* **Exercise directions**: Print exactly, and only, the lines running from the line containing "OCR this image." through the end of the records below.

Data entries:
______
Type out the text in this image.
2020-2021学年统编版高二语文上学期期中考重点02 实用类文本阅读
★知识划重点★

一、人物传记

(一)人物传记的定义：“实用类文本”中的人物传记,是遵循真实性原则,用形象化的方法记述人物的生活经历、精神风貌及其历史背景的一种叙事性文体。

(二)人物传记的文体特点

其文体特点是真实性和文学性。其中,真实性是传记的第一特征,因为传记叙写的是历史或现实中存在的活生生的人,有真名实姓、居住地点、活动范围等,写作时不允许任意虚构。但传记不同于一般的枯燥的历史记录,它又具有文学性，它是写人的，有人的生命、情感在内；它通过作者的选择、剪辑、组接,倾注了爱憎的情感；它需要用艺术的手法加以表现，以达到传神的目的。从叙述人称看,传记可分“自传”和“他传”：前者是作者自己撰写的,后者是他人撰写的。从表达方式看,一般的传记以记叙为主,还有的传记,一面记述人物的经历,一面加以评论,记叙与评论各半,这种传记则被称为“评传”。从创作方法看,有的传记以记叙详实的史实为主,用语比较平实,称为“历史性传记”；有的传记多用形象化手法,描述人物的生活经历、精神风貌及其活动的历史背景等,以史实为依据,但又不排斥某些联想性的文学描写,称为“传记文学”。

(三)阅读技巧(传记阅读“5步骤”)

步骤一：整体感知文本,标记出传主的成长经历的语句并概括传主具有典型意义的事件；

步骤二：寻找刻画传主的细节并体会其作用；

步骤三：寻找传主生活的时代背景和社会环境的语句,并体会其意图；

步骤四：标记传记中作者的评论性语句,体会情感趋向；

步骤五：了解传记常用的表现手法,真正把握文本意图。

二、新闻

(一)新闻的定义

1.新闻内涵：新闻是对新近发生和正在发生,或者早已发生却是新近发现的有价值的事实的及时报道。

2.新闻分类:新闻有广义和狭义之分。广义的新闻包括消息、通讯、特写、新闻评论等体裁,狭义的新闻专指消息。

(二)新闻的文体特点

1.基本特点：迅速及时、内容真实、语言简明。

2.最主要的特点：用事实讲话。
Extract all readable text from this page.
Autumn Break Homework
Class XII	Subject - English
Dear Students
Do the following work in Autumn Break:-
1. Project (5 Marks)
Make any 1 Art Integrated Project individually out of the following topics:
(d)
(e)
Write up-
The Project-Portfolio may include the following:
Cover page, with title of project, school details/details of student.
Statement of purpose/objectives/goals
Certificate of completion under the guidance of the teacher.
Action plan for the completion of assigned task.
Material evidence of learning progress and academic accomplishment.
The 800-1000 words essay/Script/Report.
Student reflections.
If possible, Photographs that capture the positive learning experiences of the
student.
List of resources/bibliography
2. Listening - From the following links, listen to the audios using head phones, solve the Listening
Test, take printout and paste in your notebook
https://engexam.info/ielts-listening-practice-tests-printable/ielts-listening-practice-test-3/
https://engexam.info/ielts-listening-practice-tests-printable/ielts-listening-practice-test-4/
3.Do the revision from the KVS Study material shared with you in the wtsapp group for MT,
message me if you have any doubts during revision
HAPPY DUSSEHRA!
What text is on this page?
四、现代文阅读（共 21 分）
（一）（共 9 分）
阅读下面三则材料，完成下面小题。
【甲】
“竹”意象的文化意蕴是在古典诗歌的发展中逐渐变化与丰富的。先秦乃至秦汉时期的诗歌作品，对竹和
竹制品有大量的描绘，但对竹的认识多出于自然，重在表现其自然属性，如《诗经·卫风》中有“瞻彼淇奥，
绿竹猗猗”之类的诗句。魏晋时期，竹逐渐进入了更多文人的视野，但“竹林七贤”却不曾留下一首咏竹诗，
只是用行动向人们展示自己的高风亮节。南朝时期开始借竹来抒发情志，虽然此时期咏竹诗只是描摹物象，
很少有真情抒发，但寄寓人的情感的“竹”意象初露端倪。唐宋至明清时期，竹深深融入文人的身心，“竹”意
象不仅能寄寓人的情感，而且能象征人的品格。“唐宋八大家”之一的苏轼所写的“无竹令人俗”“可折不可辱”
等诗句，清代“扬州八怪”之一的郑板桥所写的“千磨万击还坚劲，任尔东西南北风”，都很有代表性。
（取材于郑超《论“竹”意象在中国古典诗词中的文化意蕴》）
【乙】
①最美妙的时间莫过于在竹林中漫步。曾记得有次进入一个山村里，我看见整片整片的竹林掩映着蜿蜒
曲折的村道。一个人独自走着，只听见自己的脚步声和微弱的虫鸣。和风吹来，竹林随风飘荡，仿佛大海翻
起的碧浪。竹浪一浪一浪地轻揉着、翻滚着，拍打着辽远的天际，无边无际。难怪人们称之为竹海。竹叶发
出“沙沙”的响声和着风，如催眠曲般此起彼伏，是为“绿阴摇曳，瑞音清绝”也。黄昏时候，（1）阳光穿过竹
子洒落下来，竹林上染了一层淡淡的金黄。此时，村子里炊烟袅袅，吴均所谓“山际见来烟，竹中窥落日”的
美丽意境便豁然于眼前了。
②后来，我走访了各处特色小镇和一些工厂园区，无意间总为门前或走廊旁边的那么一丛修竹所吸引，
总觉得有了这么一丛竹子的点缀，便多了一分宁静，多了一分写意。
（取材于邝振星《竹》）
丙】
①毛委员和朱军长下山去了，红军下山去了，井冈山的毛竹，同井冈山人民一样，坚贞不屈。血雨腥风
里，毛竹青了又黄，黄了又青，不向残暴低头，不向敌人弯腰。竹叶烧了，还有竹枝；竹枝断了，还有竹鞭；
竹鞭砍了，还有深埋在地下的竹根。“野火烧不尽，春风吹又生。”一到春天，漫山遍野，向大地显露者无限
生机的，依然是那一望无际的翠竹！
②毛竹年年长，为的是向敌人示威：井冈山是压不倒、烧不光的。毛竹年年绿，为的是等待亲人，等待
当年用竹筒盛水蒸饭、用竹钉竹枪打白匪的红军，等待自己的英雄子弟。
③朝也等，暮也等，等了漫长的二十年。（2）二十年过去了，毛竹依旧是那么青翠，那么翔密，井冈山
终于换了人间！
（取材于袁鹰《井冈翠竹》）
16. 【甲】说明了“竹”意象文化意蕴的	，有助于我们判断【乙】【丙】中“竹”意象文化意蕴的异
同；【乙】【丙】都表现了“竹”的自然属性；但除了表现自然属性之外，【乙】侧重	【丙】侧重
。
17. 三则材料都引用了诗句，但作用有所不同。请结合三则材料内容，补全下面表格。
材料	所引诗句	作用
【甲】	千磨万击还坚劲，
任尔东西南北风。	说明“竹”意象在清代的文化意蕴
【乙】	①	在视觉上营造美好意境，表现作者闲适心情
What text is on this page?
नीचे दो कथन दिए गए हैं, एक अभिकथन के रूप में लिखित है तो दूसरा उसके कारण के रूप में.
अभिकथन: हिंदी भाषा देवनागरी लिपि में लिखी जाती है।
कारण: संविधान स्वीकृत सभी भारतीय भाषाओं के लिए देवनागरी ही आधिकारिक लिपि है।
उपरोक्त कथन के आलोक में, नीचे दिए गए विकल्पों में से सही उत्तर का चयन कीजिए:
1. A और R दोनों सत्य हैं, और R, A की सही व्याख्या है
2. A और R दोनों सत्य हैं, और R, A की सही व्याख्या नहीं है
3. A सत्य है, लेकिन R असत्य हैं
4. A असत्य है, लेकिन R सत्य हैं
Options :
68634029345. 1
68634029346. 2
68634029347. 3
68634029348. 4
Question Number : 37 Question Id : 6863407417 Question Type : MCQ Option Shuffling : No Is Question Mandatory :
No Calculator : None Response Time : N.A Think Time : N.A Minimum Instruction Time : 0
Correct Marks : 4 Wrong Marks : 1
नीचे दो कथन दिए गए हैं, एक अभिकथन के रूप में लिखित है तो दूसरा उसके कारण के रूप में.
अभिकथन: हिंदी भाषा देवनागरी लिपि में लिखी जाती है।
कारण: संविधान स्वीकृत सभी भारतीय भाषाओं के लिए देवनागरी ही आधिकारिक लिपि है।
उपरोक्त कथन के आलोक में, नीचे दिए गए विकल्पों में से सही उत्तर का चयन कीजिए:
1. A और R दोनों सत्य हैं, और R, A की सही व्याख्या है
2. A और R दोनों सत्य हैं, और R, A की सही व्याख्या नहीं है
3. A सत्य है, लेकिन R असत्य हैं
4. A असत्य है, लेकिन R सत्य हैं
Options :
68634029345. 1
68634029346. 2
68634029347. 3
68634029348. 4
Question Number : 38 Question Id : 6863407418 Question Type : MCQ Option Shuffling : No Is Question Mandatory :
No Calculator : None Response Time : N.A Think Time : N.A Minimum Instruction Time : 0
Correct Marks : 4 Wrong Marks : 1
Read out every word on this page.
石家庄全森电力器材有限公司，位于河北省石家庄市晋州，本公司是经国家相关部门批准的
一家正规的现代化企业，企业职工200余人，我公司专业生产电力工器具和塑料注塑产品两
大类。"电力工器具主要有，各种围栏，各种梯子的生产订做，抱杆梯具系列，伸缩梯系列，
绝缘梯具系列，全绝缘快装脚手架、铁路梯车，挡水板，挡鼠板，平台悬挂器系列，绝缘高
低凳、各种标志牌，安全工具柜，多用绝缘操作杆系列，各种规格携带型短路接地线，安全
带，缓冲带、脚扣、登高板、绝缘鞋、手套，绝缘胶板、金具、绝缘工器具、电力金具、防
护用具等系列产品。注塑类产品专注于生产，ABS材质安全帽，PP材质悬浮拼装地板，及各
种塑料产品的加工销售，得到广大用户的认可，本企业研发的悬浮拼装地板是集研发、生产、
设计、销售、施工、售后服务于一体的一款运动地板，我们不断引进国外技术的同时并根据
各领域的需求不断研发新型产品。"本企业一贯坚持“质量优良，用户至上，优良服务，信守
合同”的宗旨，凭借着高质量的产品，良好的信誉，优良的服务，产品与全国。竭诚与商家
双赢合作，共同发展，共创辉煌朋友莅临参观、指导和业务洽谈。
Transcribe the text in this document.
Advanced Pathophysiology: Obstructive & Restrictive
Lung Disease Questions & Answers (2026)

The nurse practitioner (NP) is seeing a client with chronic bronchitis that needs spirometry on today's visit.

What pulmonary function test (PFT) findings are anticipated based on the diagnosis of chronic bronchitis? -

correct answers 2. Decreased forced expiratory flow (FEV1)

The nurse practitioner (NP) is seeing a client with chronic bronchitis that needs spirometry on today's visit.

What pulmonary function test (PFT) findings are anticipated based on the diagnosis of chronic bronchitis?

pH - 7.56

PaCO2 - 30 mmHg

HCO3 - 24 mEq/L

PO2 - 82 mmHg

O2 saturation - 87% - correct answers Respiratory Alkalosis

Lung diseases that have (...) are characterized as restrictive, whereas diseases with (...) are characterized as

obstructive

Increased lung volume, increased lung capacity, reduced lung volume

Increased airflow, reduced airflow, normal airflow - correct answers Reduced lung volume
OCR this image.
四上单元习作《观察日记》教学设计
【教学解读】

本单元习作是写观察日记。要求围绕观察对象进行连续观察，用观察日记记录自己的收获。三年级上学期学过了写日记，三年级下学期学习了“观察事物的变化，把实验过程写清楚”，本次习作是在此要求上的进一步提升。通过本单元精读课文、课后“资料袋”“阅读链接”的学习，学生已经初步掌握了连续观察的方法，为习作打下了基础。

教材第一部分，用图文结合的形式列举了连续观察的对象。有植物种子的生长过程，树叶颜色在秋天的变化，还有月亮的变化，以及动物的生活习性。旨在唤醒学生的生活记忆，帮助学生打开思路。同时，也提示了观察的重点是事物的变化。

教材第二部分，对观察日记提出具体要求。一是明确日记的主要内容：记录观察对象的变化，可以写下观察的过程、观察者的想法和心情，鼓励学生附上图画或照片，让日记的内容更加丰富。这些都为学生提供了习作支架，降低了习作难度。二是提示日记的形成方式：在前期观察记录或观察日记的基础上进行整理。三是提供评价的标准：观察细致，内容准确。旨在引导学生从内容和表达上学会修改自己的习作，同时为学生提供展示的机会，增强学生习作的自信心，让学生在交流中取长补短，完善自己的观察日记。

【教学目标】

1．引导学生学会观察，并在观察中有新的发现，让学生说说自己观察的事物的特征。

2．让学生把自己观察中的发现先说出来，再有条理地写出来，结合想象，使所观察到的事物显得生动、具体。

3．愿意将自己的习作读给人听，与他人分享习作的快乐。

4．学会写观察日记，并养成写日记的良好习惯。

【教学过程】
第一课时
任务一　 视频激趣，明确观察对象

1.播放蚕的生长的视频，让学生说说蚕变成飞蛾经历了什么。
______
* **Response to this task**:
OCR this image.
四上单元习作《观察日记》教学设计
【教学解读】

本单元习作是写观察日记。要求围绕观察对象进行连续观察，用观察日记记录自己的收获。三年级上学期学过了写日记，三年级下学期学习了“观察事物的变化，把实验过程写清楚”，本次习作是在此要求上的进一步提升。通过本单元精读课文、课后“资料袋”“阅读链接”的学习，学生已经初步掌握了连续观察的方法，为习作打下了基础。

教材第一部分，用图文结合的形式列举了连续观察的对象。有植物种子的生长过程，树叶颜色在秋天的变化，还有月亮的变化，以及动物的生活习性。旨在唤醒学生的生活记忆，帮助学生打开思路。同时，也提示了观察的重点是事物的变化。

教材第二部分，对观察日记提出具体要求。一是明确日记的主要内容：记录观察对象的变化，可以写下观察的过程、观察者的想法和心情，鼓励学生附上图画或照片，让日记的内容更加丰富。这些都为学生提供了习作支架，降低了习作难度。二是提示日记的形成方式：在前期观察记录或观察日记的基础上进行整理。三是提供评价的标准：观察细致，内容准确。旨在引导学生从内容和表达上学会修改自己的习作，同时为学生提供展示的机会，增强学生习作的自信心，让学生在交流中取长补短，完善自己的观察日记。

【教学目标】

1．引导学生学会观察，并在观察中有新的发现，让学生说说自己观察的事物的特征。

2．让学生把自己观察中的发现先说出来，再有条理地写出来，结合想象，使所观察到的事物显得生动、具体。

3．愿意将自己的习作读给人听，与他人分享习作的快乐。

4．学会写观察日记，并养成写日记的良好习惯。

【教学过程】
第一课时
任务一　 视频激趣，明确观察对象

1.播放蚕的生长的视频，让学生说说蚕变成飞蛾经历了什么。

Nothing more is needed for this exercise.